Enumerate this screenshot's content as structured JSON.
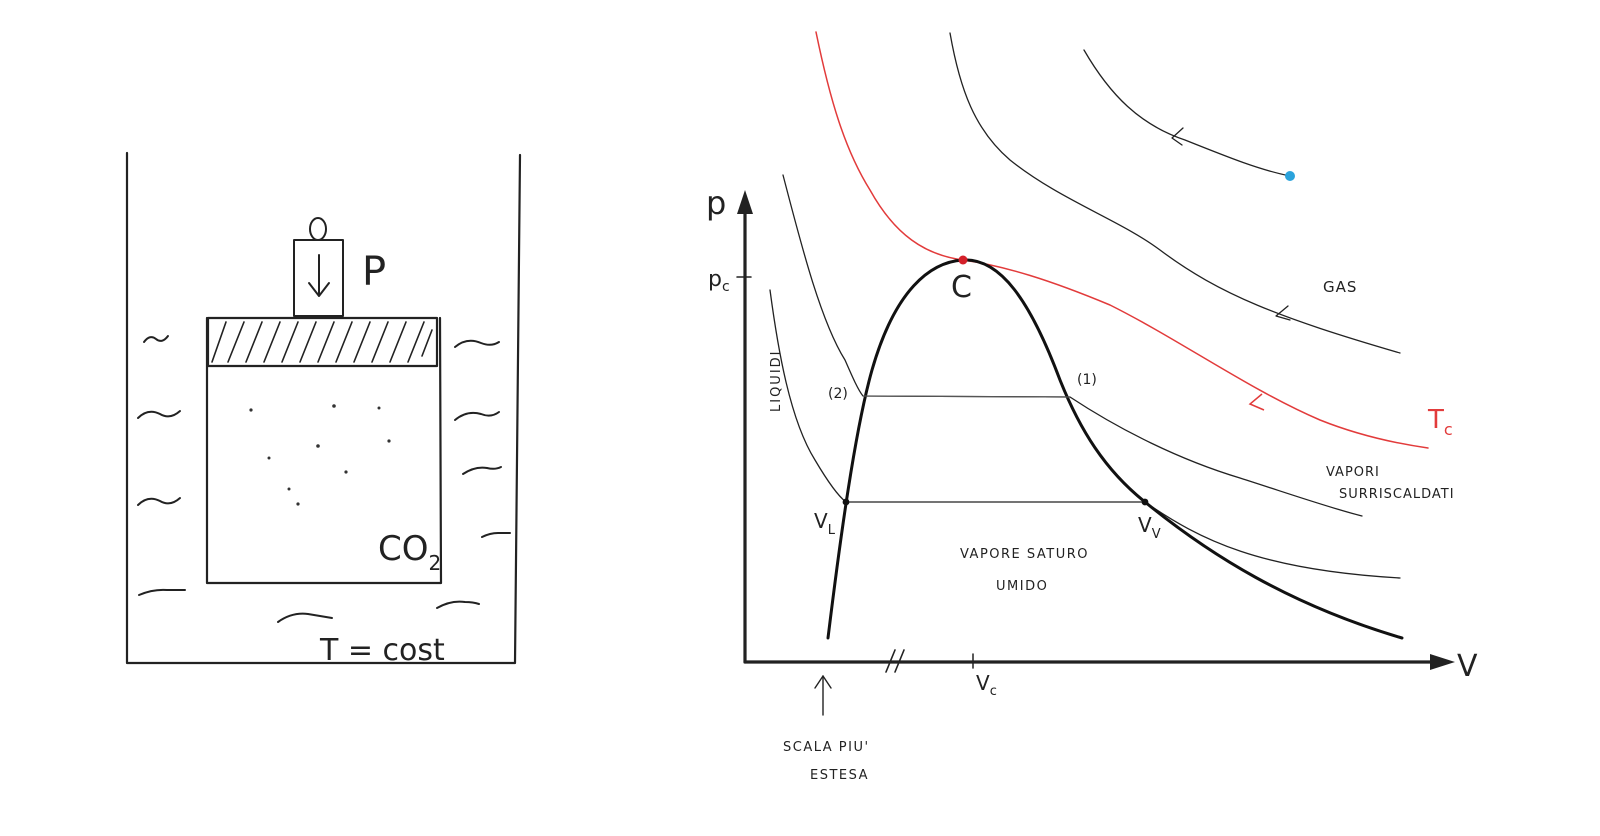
{
  "left_figure": {
    "pressure_label": "P",
    "gas_label": "CO",
    "gas_subscript": "2",
    "bath_label": "T = cost"
  },
  "diagram": {
    "y_axis_label": "p",
    "x_axis_label": "V",
    "pc_label": "p",
    "pc_subscript": "c",
    "vc_label": "V",
    "vc_subscript": "c",
    "critical_point_label": "C",
    "point_1_label": "(1)",
    "point_2_label": "(2)",
    "vl_label": "V",
    "vl_subscript": "L",
    "vv_label": "V",
    "vv_subscript": "V",
    "tc_label": "T",
    "tc_subscript": "c",
    "region_liquids": "LIQUIDI",
    "region_gas": "GAS",
    "region_superheated_line1": "VAPORI",
    "region_superheated_line2": "SURRISCALDATI",
    "region_wet_line1": "VAPORE SATURO",
    "region_wet_line2": "UMIDO",
    "scale_note_line1": "SCALA PIU'",
    "scale_note_line2": "ESTESA",
    "colors": {
      "critical_isotherm": "#e23b3b",
      "critical_point": "#d4202a",
      "state_point": "#2ba3dc",
      "ink": "#222222"
    }
  }
}
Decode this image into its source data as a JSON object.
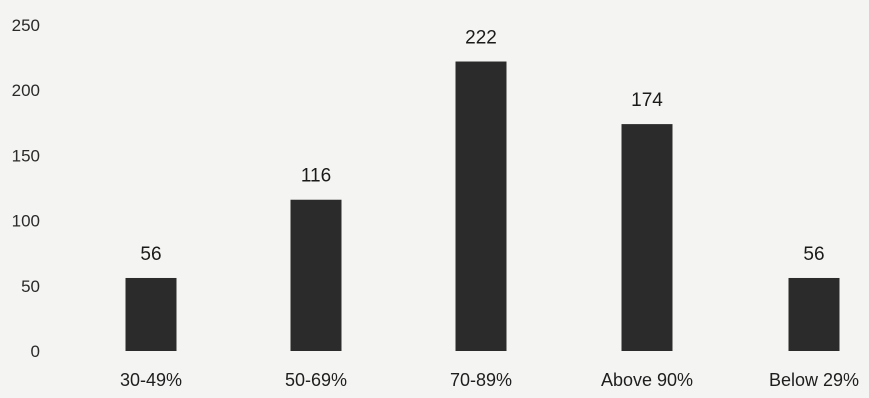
{
  "chart_data": {
    "type": "bar",
    "title": "",
    "xlabel": "",
    "ylabel": "",
    "categories": [
      "30-49%",
      "50-69%",
      "70-89%",
      "Above 90%",
      "Below 29%"
    ],
    "values": [
      56,
      116,
      222,
      174,
      56
    ],
    "data_labels": [
      "56",
      "116",
      "222",
      "174",
      "56"
    ],
    "ylim": [
      0,
      250
    ],
    "yticks": [
      0,
      50,
      100,
      150,
      200,
      250
    ],
    "grid": false,
    "legend": "none",
    "bar_color": "#2b2b2b"
  }
}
-=-=-
Short exercise
Identify all lines in the records above with the word "JSON".

Task solution
Enumerate this screenshot's content as structured JSON.
Decode this image into its source data as a JSON object.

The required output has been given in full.